▸ Given instruction: Copy the lines below as they are; omit the images they contain.
**** Input material ****
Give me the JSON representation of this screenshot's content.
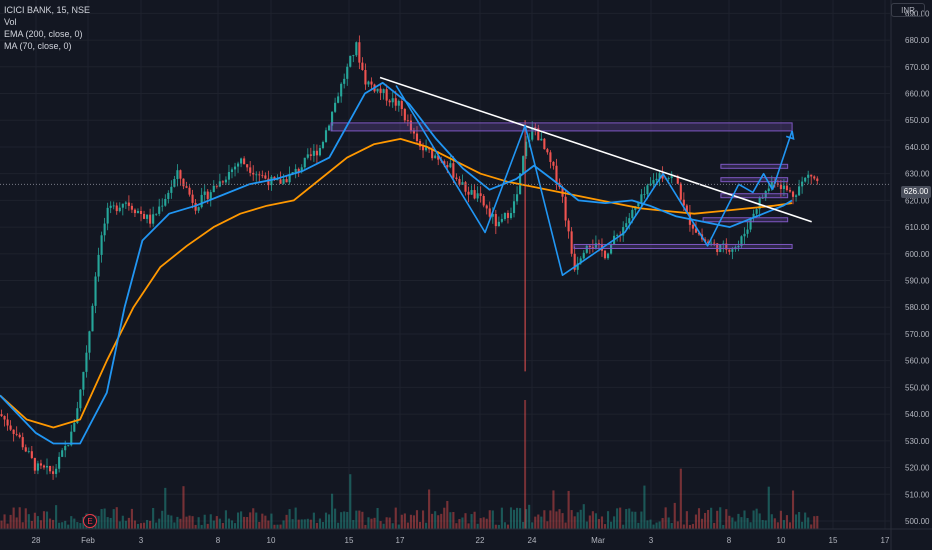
{
  "legend": {
    "symbol": "ICICI BANK, 15, NSE",
    "volume": "Vol",
    "ema": "EMA (200, close, 0)",
    "ma": "MA (70, close, 0)"
  },
  "currency": "INR",
  "last_price": "626.00",
  "event_marker": "E",
  "colors": {
    "background": "#131722",
    "grid": "#1e222d",
    "up": "#26a69a",
    "down": "#ef5350",
    "ema": "#ff9800",
    "ma": "#2196f3",
    "zone": "#7e57c2",
    "trendline": "#ffffff",
    "pattern": "#2196f3"
  },
  "chart_data": {
    "type": "candlestick",
    "symbol": "ICICI BANK",
    "timeframe": "15",
    "exchange": "NSE",
    "y_axis": {
      "range": [
        497,
        695
      ],
      "ticks": [
        500,
        510,
        520,
        530,
        540,
        550,
        560,
        570,
        580,
        590,
        600,
        610,
        620,
        630,
        640,
        650,
        660,
        670,
        680,
        690
      ]
    },
    "x_axis": {
      "ticks": [
        "28",
        "Feb",
        "3",
        "8",
        "10",
        "15",
        "17",
        "22",
        "24",
        "Mar",
        "3",
        "8",
        "10",
        "15",
        "17"
      ]
    },
    "price_path": [
      [
        0,
        540
      ],
      [
        0.02,
        532
      ],
      [
        0.04,
        520
      ],
      [
        0.06,
        518
      ],
      [
        0.08,
        532
      ],
      [
        0.09,
        548
      ],
      [
        0.1,
        570
      ],
      [
        0.11,
        600
      ],
      [
        0.12,
        615
      ],
      [
        0.14,
        620
      ],
      [
        0.17,
        612
      ],
      [
        0.2,
        630
      ],
      [
        0.22,
        618
      ],
      [
        0.25,
        628
      ],
      [
        0.27,
        635
      ],
      [
        0.29,
        630
      ],
      [
        0.31,
        626
      ],
      [
        0.33,
        630
      ],
      [
        0.36,
        640
      ],
      [
        0.38,
        660
      ],
      [
        0.4,
        678
      ],
      [
        0.41,
        665
      ],
      [
        0.43,
        660
      ],
      [
        0.45,
        655
      ],
      [
        0.47,
        640
      ],
      [
        0.5,
        635
      ],
      [
        0.52,
        625
      ],
      [
        0.54,
        620
      ],
      [
        0.56,
        610
      ],
      [
        0.58,
        620
      ],
      [
        0.59,
        640
      ],
      [
        0.6,
        648
      ],
      [
        0.61,
        640
      ],
      [
        0.63,
        625
      ],
      [
        0.645,
        595
      ],
      [
        0.66,
        605
      ],
      [
        0.68,
        600
      ],
      [
        0.7,
        610
      ],
      [
        0.72,
        620
      ],
      [
        0.74,
        630
      ],
      [
        0.76,
        628
      ],
      [
        0.77,
        615
      ],
      [
        0.79,
        605
      ],
      [
        0.81,
        602
      ],
      [
        0.83,
        603
      ],
      [
        0.85,
        618
      ],
      [
        0.87,
        628
      ],
      [
        0.89,
        622
      ],
      [
        0.91,
        630
      ],
      [
        0.92,
        626
      ]
    ],
    "ema_200": [
      [
        0,
        547
      ],
      [
        0.03,
        538
      ],
      [
        0.06,
        535
      ],
      [
        0.09,
        538
      ],
      [
        0.12,
        560
      ],
      [
        0.15,
        580
      ],
      [
        0.18,
        595
      ],
      [
        0.21,
        603
      ],
      [
        0.24,
        610
      ],
      [
        0.27,
        615
      ],
      [
        0.3,
        618
      ],
      [
        0.33,
        620
      ],
      [
        0.36,
        628
      ],
      [
        0.39,
        636
      ],
      [
        0.42,
        641
      ],
      [
        0.45,
        643
      ],
      [
        0.48,
        640
      ],
      [
        0.51,
        635
      ],
      [
        0.54,
        630
      ],
      [
        0.57,
        627
      ],
      [
        0.6,
        625
      ],
      [
        0.63,
        623
      ],
      [
        0.66,
        621
      ],
      [
        0.69,
        619
      ],
      [
        0.72,
        617
      ],
      [
        0.75,
        616
      ],
      [
        0.78,
        615
      ],
      [
        0.81,
        616
      ],
      [
        0.84,
        617
      ],
      [
        0.87,
        618
      ],
      [
        0.89,
        619
      ]
    ],
    "ma_70": [
      [
        0,
        547
      ],
      [
        0.02,
        540
      ],
      [
        0.04,
        533
      ],
      [
        0.06,
        529
      ],
      [
        0.09,
        529
      ],
      [
        0.12,
        548
      ],
      [
        0.14,
        580
      ],
      [
        0.16,
        605
      ],
      [
        0.19,
        615
      ],
      [
        0.22,
        618
      ],
      [
        0.25,
        622
      ],
      [
        0.28,
        626
      ],
      [
        0.31,
        628
      ],
      [
        0.34,
        631
      ],
      [
        0.37,
        636
      ],
      [
        0.39,
        648
      ],
      [
        0.41,
        660
      ],
      [
        0.43,
        664
      ],
      [
        0.46,
        656
      ],
      [
        0.49,
        643
      ],
      [
        0.52,
        632
      ],
      [
        0.55,
        624
      ],
      [
        0.58,
        628
      ],
      [
        0.6,
        633
      ],
      [
        0.62,
        628
      ],
      [
        0.65,
        620
      ],
      [
        0.68,
        619
      ],
      [
        0.71,
        620
      ],
      [
        0.73,
        618
      ],
      [
        0.76,
        614
      ],
      [
        0.79,
        612
      ],
      [
        0.82,
        610
      ],
      [
        0.85,
        614
      ],
      [
        0.88,
        618
      ],
      [
        0.89,
        620
      ]
    ],
    "support_resistance_zones": [
      {
        "x": [
          0.372,
          0.89
        ],
        "y": [
          646,
          649
        ]
      },
      {
        "x": [
          0.81,
          0.885
        ],
        "y": [
          632,
          633.5
        ]
      },
      {
        "x": [
          0.81,
          0.885
        ],
        "y": [
          627,
          628.5
        ]
      },
      {
        "x": [
          0.81,
          0.885
        ],
        "y": [
          621,
          622.5
        ]
      },
      {
        "x": [
          0.79,
          0.885
        ],
        "y": [
          612,
          613.5
        ]
      },
      {
        "x": [
          0.645,
          0.89
        ],
        "y": [
          602,
          603.5
        ]
      }
    ],
    "trendline": [
      [
        0.427,
        666
      ],
      [
        0.912,
        612
      ]
    ],
    "pattern_path": [
      [
        0.445,
        663
      ],
      [
        0.545,
        608
      ],
      [
        0.59,
        648
      ],
      [
        0.632,
        592
      ],
      [
        0.702,
        608
      ],
      [
        0.745,
        630
      ],
      [
        0.795,
        603
      ],
      [
        0.83,
        626
      ],
      [
        0.846,
        623
      ],
      [
        0.858,
        630
      ],
      [
        0.868,
        624
      ]
    ],
    "projection_arrow": [
      [
        0.868,
        624
      ],
      [
        0.89,
        646
      ]
    ]
  }
}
****
▸ Solution to the exercise:
Give me the JSON representation of this screenshot's content.
{
  "legend": {
    "symbol": "ICICI BANK, 15, NSE",
    "volume": "Vol",
    "ema": "EMA (200, close, 0)",
    "ma": "MA (70, close, 0)"
  },
  "currency": "INR",
  "last_price": "626.00",
  "event_marker": "E",
  "colors": {
    "background": "#131722",
    "grid": "#1e222d",
    "up": "#26a69a",
    "down": "#ef5350",
    "ema": "#ff9800",
    "ma": "#2196f3",
    "zone": "#7e57c2",
    "trendline": "#ffffff",
    "pattern": "#2196f3"
  },
  "chart_data": {
    "type": "candlestick",
    "symbol": "ICICI BANK",
    "timeframe": "15",
    "exchange": "NSE",
    "y_axis": {
      "range": [
        497,
        695
      ],
      "ticks": [
        500,
        510,
        520,
        530,
        540,
        550,
        560,
        570,
        580,
        590,
        600,
        610,
        620,
        630,
        640,
        650,
        660,
        670,
        680,
        690
      ]
    },
    "x_axis": {
      "ticks": [
        "28",
        "Feb",
        "3",
        "8",
        "10",
        "15",
        "17",
        "22",
        "24",
        "Mar",
        "3",
        "8",
        "10",
        "15",
        "17"
      ]
    },
    "price_path": [
      [
        0,
        540
      ],
      [
        0.02,
        532
      ],
      [
        0.04,
        520
      ],
      [
        0.06,
        518
      ],
      [
        0.08,
        532
      ],
      [
        0.09,
        548
      ],
      [
        0.1,
        570
      ],
      [
        0.11,
        600
      ],
      [
        0.12,
        615
      ],
      [
        0.14,
        620
      ],
      [
        0.17,
        612
      ],
      [
        0.2,
        630
      ],
      [
        0.22,
        618
      ],
      [
        0.25,
        628
      ],
      [
        0.27,
        635
      ],
      [
        0.29,
        630
      ],
      [
        0.31,
        626
      ],
      [
        0.33,
        630
      ],
      [
        0.36,
        640
      ],
      [
        0.38,
        660
      ],
      [
        0.4,
        678
      ],
      [
        0.41,
        665
      ],
      [
        0.43,
        660
      ],
      [
        0.45,
        655
      ],
      [
        0.47,
        640
      ],
      [
        0.5,
        635
      ],
      [
        0.52,
        625
      ],
      [
        0.54,
        620
      ],
      [
        0.56,
        610
      ],
      [
        0.58,
        620
      ],
      [
        0.59,
        640
      ],
      [
        0.6,
        648
      ],
      [
        0.61,
        640
      ],
      [
        0.63,
        625
      ],
      [
        0.645,
        595
      ],
      [
        0.66,
        605
      ],
      [
        0.68,
        600
      ],
      [
        0.7,
        610
      ],
      [
        0.72,
        620
      ],
      [
        0.74,
        630
      ],
      [
        0.76,
        628
      ],
      [
        0.77,
        615
      ],
      [
        0.79,
        605
      ],
      [
        0.81,
        602
      ],
      [
        0.83,
        603
      ],
      [
        0.85,
        618
      ],
      [
        0.87,
        628
      ],
      [
        0.89,
        622
      ],
      [
        0.91,
        630
      ],
      [
        0.92,
        626
      ]
    ],
    "ema_200": [
      [
        0,
        547
      ],
      [
        0.03,
        538
      ],
      [
        0.06,
        535
      ],
      [
        0.09,
        538
      ],
      [
        0.12,
        560
      ],
      [
        0.15,
        580
      ],
      [
        0.18,
        595
      ],
      [
        0.21,
        603
      ],
      [
        0.24,
        610
      ],
      [
        0.27,
        615
      ],
      [
        0.3,
        618
      ],
      [
        0.33,
        620
      ],
      [
        0.36,
        628
      ],
      [
        0.39,
        636
      ],
      [
        0.42,
        641
      ],
      [
        0.45,
        643
      ],
      [
        0.48,
        640
      ],
      [
        0.51,
        635
      ],
      [
        0.54,
        630
      ],
      [
        0.57,
        627
      ],
      [
        0.6,
        625
      ],
      [
        0.63,
        623
      ],
      [
        0.66,
        621
      ],
      [
        0.69,
        619
      ],
      [
        0.72,
        617
      ],
      [
        0.75,
        616
      ],
      [
        0.78,
        615
      ],
      [
        0.81,
        616
      ],
      [
        0.84,
        617
      ],
      [
        0.87,
        618
      ],
      [
        0.89,
        619
      ]
    ],
    "ma_70": [
      [
        0,
        547
      ],
      [
        0.02,
        540
      ],
      [
        0.04,
        533
      ],
      [
        0.06,
        529
      ],
      [
        0.09,
        529
      ],
      [
        0.12,
        548
      ],
      [
        0.14,
        580
      ],
      [
        0.16,
        605
      ],
      [
        0.19,
        615
      ],
      [
        0.22,
        618
      ],
      [
        0.25,
        622
      ],
      [
        0.28,
        626
      ],
      [
        0.31,
        628
      ],
      [
        0.34,
        631
      ],
      [
        0.37,
        636
      ],
      [
        0.39,
        648
      ],
      [
        0.41,
        660
      ],
      [
        0.43,
        664
      ],
      [
        0.46,
        656
      ],
      [
        0.49,
        643
      ],
      [
        0.52,
        632
      ],
      [
        0.55,
        624
      ],
      [
        0.58,
        628
      ],
      [
        0.6,
        633
      ],
      [
        0.62,
        628
      ],
      [
        0.65,
        620
      ],
      [
        0.68,
        619
      ],
      [
        0.71,
        620
      ],
      [
        0.73,
        618
      ],
      [
        0.76,
        614
      ],
      [
        0.79,
        612
      ],
      [
        0.82,
        610
      ],
      [
        0.85,
        614
      ],
      [
        0.88,
        618
      ],
      [
        0.89,
        620
      ]
    ],
    "support_resistance_zones": [
      {
        "x": [
          0.372,
          0.89
        ],
        "y": [
          646,
          649
        ]
      },
      {
        "x": [
          0.81,
          0.885
        ],
        "y": [
          632,
          633.5
        ]
      },
      {
        "x": [
          0.81,
          0.885
        ],
        "y": [
          627,
          628.5
        ]
      },
      {
        "x": [
          0.81,
          0.885
        ],
        "y": [
          621,
          622.5
        ]
      },
      {
        "x": [
          0.79,
          0.885
        ],
        "y": [
          612,
          613.5
        ]
      },
      {
        "x": [
          0.645,
          0.89
        ],
        "y": [
          602,
          603.5
        ]
      }
    ],
    "trendline": [
      [
        0.427,
        666
      ],
      [
        0.912,
        612
      ]
    ],
    "pattern_path": [
      [
        0.445,
        663
      ],
      [
        0.545,
        608
      ],
      [
        0.59,
        648
      ],
      [
        0.632,
        592
      ],
      [
        0.702,
        608
      ],
      [
        0.745,
        630
      ],
      [
        0.795,
        603
      ],
      [
        0.83,
        626
      ],
      [
        0.846,
        623
      ],
      [
        0.858,
        630
      ],
      [
        0.868,
        624
      ]
    ],
    "projection_arrow": [
      [
        0.868,
        624
      ],
      [
        0.89,
        646
      ]
    ]
  }
}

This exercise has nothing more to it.